- WORK TO DO
Reproduce the data below line for line, with no changes.
**** INPUT RECORDS ****
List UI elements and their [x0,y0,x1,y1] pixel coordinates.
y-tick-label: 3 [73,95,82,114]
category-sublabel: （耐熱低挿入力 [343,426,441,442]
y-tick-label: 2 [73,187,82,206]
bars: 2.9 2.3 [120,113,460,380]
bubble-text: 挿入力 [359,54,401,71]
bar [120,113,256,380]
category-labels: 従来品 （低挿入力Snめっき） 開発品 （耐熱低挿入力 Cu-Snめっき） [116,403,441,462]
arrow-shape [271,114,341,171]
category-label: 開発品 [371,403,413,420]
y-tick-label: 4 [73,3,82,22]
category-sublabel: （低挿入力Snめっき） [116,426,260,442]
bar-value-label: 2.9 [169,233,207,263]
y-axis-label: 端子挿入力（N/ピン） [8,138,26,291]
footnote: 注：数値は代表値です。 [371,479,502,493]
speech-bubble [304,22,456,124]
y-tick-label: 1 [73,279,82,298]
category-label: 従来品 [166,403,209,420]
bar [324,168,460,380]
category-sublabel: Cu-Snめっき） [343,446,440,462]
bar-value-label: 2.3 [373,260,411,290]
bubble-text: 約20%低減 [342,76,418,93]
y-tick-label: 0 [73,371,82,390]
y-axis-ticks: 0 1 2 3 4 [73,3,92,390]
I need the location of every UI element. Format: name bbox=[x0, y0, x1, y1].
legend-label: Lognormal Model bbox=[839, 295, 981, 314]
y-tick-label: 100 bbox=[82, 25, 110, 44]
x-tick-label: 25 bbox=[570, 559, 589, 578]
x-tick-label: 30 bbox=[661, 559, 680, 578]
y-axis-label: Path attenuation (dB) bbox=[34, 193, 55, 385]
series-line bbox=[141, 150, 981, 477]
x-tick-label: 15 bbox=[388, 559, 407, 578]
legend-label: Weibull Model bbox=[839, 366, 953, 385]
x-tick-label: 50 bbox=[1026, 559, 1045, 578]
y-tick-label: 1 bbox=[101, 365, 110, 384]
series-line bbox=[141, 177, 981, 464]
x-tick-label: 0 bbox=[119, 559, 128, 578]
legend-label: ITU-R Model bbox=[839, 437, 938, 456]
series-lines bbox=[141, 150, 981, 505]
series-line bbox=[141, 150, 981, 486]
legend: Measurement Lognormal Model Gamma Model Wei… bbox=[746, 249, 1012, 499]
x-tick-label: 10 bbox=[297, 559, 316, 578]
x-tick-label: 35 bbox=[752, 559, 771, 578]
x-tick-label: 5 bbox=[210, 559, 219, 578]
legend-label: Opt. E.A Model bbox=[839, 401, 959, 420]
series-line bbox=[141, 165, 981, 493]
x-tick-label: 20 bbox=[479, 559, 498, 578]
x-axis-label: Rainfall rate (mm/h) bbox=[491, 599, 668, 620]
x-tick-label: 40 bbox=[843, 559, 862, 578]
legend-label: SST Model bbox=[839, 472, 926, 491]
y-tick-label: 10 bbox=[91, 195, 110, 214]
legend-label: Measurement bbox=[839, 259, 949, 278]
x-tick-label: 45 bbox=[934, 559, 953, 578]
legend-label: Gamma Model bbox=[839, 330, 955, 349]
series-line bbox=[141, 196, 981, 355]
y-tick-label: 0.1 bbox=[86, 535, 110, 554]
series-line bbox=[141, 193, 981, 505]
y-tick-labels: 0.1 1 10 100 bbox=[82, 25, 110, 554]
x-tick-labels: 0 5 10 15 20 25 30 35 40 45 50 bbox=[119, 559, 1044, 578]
****
- RESPONSE TO THE TASK
List UI elements and their [x0,y0,x1,y1] pixel coordinates.
y-tick-label: 3 [73,95,82,114]
category-sublabel: （耐熱低挿入力 [343,426,441,442]
y-tick-label: 2 [73,187,82,206]
bars: 2.9 2.3 [120,113,460,380]
bubble-text: 挿入力 [359,54,401,71]
bar [120,113,256,380]
category-labels: 従来品 （低挿入力Snめっき） 開発品 （耐熱低挿入力 Cu-Snめっき） [116,403,441,462]
arrow-shape [271,114,341,171]
category-label: 開発品 [371,403,413,420]
y-tick-label: 4 [73,3,82,22]
category-sublabel: （低挿入力Snめっき） [116,426,260,442]
bar-value-label: 2.9 [169,233,207,263]
y-axis-label: 端子挿入力（N/ピン） [8,138,26,291]
footnote: 注：数値は代表値です。 [371,479,502,493]
speech-bubble [304,22,456,124]
y-tick-label: 1 [73,279,82,298]
category-label: 従来品 [166,403,209,420]
bar [324,168,460,380]
category-sublabel: Cu-Snめっき） [343,446,440,462]
bar-value-label: 2.3 [373,260,411,290]
bubble-text: 約20%低減 [342,76,418,93]
y-tick-label: 0 [73,371,82,390]
y-axis-ticks: 0 1 2 3 4 [73,3,92,390]
I need the location of every UI element. Format: name bbox=[x0, y0, x1, y1].
legend-label: Lognormal Model bbox=[839, 295, 981, 314]
y-tick-label: 100 bbox=[82, 25, 110, 44]
x-tick-label: 25 bbox=[570, 559, 589, 578]
x-tick-label: 30 bbox=[661, 559, 680, 578]
y-axis-label: Path attenuation (dB) bbox=[34, 193, 55, 385]
series-line bbox=[141, 150, 981, 477]
x-tick-label: 15 bbox=[388, 559, 407, 578]
legend-label: Weibull Model bbox=[839, 366, 953, 385]
x-tick-label: 50 bbox=[1026, 559, 1045, 578]
y-tick-label: 1 bbox=[101, 365, 110, 384]
series-line bbox=[141, 177, 981, 464]
x-tick-label: 0 bbox=[119, 559, 128, 578]
legend-label: ITU-R Model bbox=[839, 437, 938, 456]
series-lines bbox=[141, 150, 981, 505]
series-line bbox=[141, 150, 981, 486]
legend: Measurement Lognormal Model Gamma Model Wei… bbox=[746, 249, 1012, 499]
x-tick-label: 10 bbox=[297, 559, 316, 578]
x-tick-label: 35 bbox=[752, 559, 771, 578]
x-tick-label: 5 bbox=[210, 559, 219, 578]
legend-label: Opt. E.A Model bbox=[839, 401, 959, 420]
series-line bbox=[141, 165, 981, 493]
x-tick-label: 20 bbox=[479, 559, 498, 578]
x-axis-label: Rainfall rate (mm/h) bbox=[491, 599, 668, 620]
x-tick-label: 40 bbox=[843, 559, 862, 578]
legend-label: SST Model bbox=[839, 472, 926, 491]
y-tick-label: 10 bbox=[91, 195, 110, 214]
legend-label: Measurement bbox=[839, 259, 949, 278]
x-tick-label: 45 bbox=[934, 559, 953, 578]
legend-label: Gamma Model bbox=[839, 330, 955, 349]
series-line bbox=[141, 196, 981, 355]
y-tick-label: 0.1 bbox=[86, 535, 110, 554]
series-line bbox=[141, 193, 981, 505]
y-tick-labels: 0.1 1 10 100 bbox=[82, 25, 110, 554]
x-tick-labels: 0 5 10 15 20 25 30 35 40 45 50 bbox=[119, 559, 1044, 578]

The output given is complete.